**WHAT IS BEING ASKED**
Repeat, exactly and in full, the lines of the listing below, but without any pictures.

**EXERCISE MATERIAL**
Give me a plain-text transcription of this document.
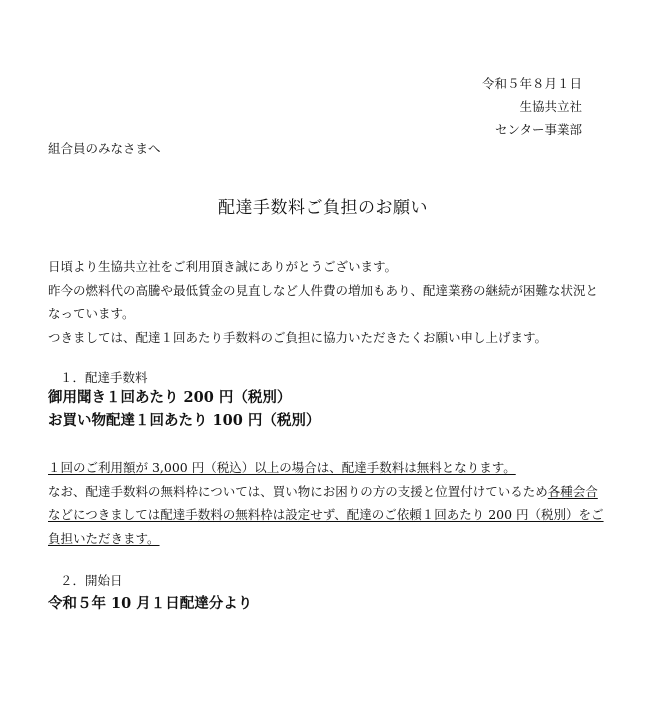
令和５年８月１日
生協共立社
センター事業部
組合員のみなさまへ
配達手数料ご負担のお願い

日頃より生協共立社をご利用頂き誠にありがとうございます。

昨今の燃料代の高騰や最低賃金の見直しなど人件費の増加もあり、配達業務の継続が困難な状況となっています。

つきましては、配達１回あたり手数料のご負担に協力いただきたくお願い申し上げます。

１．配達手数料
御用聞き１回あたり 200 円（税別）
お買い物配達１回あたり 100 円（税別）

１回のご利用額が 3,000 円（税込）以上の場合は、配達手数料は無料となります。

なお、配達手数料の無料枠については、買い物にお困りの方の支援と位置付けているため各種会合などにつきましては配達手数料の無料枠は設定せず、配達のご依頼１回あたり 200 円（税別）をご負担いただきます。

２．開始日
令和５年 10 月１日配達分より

**RESPONSE TO THE TASK**
Give me a plain-text transcription of this document.
令和５年８月１日
生協共立社
センター事業部
組合員のみなさまへ
配達手数料ご負担のお願い

日頃より生協共立社をご利用頂き誠にありがとうございます。

昨今の燃料代の高騰や最低賃金の見直しなど人件費の増加もあり、配達業務の継続が困難な状況となっています。

つきましては、配達１回あたり手数料のご負担に協力いただきたくお願い申し上げます。

１．配達手数料
御用聞き１回あたり 200 円（税別）
お買い物配達１回あたり 100 円（税別）

１回のご利用額が 3,000 円（税込）以上の場合は、配達手数料は無料となります。

なお、配達手数料の無料枠については、買い物にお困りの方の支援と位置付けているため各種会合などにつきましては配達手数料の無料枠は設定せず、配達のご依頼１回あたり 200 円（税別）をご負担いただきます。

２．開始日
令和５年 10 月１日配達分より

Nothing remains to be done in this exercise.